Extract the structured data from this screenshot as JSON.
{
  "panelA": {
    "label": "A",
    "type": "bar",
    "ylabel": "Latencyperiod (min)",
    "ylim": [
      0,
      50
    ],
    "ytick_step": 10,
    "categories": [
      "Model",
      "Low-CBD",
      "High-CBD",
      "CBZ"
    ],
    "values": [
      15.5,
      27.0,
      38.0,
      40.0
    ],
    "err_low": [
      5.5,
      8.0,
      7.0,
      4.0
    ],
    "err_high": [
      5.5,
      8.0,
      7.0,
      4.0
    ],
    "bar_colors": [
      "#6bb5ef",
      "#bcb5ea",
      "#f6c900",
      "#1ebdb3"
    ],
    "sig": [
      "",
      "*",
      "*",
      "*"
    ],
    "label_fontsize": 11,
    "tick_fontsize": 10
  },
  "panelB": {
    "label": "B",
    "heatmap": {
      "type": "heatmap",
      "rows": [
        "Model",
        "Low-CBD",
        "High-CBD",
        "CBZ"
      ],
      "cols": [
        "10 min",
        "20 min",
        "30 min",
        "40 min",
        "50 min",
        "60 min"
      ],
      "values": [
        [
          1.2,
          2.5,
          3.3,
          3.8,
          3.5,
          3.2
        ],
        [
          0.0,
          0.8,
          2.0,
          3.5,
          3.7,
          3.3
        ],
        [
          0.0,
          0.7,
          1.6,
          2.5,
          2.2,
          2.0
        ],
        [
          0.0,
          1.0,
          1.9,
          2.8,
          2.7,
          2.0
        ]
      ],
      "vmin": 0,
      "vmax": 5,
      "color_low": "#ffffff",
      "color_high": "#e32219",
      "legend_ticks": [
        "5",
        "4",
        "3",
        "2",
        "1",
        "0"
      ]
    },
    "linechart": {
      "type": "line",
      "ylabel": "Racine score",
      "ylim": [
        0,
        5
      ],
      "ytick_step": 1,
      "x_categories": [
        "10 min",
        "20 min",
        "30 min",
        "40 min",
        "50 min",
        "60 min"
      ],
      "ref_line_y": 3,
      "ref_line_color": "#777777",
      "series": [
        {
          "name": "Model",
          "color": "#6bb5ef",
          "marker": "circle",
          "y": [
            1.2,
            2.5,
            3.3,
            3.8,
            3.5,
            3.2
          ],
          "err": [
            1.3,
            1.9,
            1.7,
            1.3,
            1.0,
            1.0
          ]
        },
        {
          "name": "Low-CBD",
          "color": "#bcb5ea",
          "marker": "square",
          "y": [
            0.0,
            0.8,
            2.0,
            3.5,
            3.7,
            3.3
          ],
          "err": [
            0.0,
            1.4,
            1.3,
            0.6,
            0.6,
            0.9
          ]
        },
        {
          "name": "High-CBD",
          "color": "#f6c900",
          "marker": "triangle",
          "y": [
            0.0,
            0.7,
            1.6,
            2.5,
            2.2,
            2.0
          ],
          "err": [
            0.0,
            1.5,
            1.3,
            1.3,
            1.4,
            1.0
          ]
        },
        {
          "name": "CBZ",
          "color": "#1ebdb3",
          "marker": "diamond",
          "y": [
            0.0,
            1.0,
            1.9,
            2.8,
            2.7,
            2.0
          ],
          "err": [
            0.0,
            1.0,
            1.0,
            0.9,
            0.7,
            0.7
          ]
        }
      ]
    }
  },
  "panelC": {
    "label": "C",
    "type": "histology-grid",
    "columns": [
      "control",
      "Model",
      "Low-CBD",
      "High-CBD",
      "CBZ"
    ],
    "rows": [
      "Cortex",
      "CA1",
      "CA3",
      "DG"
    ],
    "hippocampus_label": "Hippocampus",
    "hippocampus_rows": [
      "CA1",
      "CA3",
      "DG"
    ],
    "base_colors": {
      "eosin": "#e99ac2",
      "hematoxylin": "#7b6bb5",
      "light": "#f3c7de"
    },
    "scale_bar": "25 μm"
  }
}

## Short exercise
Return every record, word for word.

## Solved problem
Extract the structured data from this screenshot as JSON.
{
  "panelA": {
    "label": "A",
    "type": "bar",
    "ylabel": "Latencyperiod (min)",
    "ylim": [
      0,
      50
    ],
    "ytick_step": 10,
    "categories": [
      "Model",
      "Low-CBD",
      "High-CBD",
      "CBZ"
    ],
    "values": [
      15.5,
      27.0,
      38.0,
      40.0
    ],
    "err_low": [
      5.5,
      8.0,
      7.0,
      4.0
    ],
    "err_high": [
      5.5,
      8.0,
      7.0,
      4.0
    ],
    "bar_colors": [
      "#6bb5ef",
      "#bcb5ea",
      "#f6c900",
      "#1ebdb3"
    ],
    "sig": [
      "",
      "*",
      "*",
      "*"
    ],
    "label_fontsize": 11,
    "tick_fontsize": 10
  },
  "panelB": {
    "label": "B",
    "heatmap": {
      "type": "heatmap",
      "rows": [
        "Model",
        "Low-CBD",
        "High-CBD",
        "CBZ"
      ],
      "cols": [
        "10 min",
        "20 min",
        "30 min",
        "40 min",
        "50 min",
        "60 min"
      ],
      "values": [
        [
          1.2,
          2.5,
          3.3,
          3.8,
          3.5,
          3.2
        ],
        [
          0.0,
          0.8,
          2.0,
          3.5,
          3.7,
          3.3
        ],
        [
          0.0,
          0.7,
          1.6,
          2.5,
          2.2,
          2.0
        ],
        [
          0.0,
          1.0,
          1.9,
          2.8,
          2.7,
          2.0
        ]
      ],
      "vmin": 0,
      "vmax": 5,
      "color_low": "#ffffff",
      "color_high": "#e32219",
      "legend_ticks": [
        "5",
        "4",
        "3",
        "2",
        "1",
        "0"
      ]
    },
    "linechart": {
      "type": "line",
      "ylabel": "Racine score",
      "ylim": [
        0,
        5
      ],
      "ytick_step": 1,
      "x_categories": [
        "10 min",
        "20 min",
        "30 min",
        "40 min",
        "50 min",
        "60 min"
      ],
      "ref_line_y": 3,
      "ref_line_color": "#777777",
      "series": [
        {
          "name": "Model",
          "color": "#6bb5ef",
          "marker": "circle",
          "y": [
            1.2,
            2.5,
            3.3,
            3.8,
            3.5,
            3.2
          ],
          "err": [
            1.3,
            1.9,
            1.7,
            1.3,
            1.0,
            1.0
          ]
        },
        {
          "name": "Low-CBD",
          "color": "#bcb5ea",
          "marker": "square",
          "y": [
            0.0,
            0.8,
            2.0,
            3.5,
            3.7,
            3.3
          ],
          "err": [
            0.0,
            1.4,
            1.3,
            0.6,
            0.6,
            0.9
          ]
        },
        {
          "name": "High-CBD",
          "color": "#f6c900",
          "marker": "triangle",
          "y": [
            0.0,
            0.7,
            1.6,
            2.5,
            2.2,
            2.0
          ],
          "err": [
            0.0,
            1.5,
            1.3,
            1.3,
            1.4,
            1.0
          ]
        },
        {
          "name": "CBZ",
          "color": "#1ebdb3",
          "marker": "diamond",
          "y": [
            0.0,
            1.0,
            1.9,
            2.8,
            2.7,
            2.0
          ],
          "err": [
            0.0,
            1.0,
            1.0,
            0.9,
            0.7,
            0.7
          ]
        }
      ]
    }
  },
  "panelC": {
    "label": "C",
    "type": "histology-grid",
    "columns": [
      "control",
      "Model",
      "Low-CBD",
      "High-CBD",
      "CBZ"
    ],
    "rows": [
      "Cortex",
      "CA1",
      "CA3",
      "DG"
    ],
    "hippocampus_label": "Hippocampus",
    "hippocampus_rows": [
      "CA1",
      "CA3",
      "DG"
    ],
    "base_colors": {
      "eosin": "#e99ac2",
      "hematoxylin": "#7b6bb5",
      "light": "#f3c7de"
    },
    "scale_bar": "25 μm"
  }
}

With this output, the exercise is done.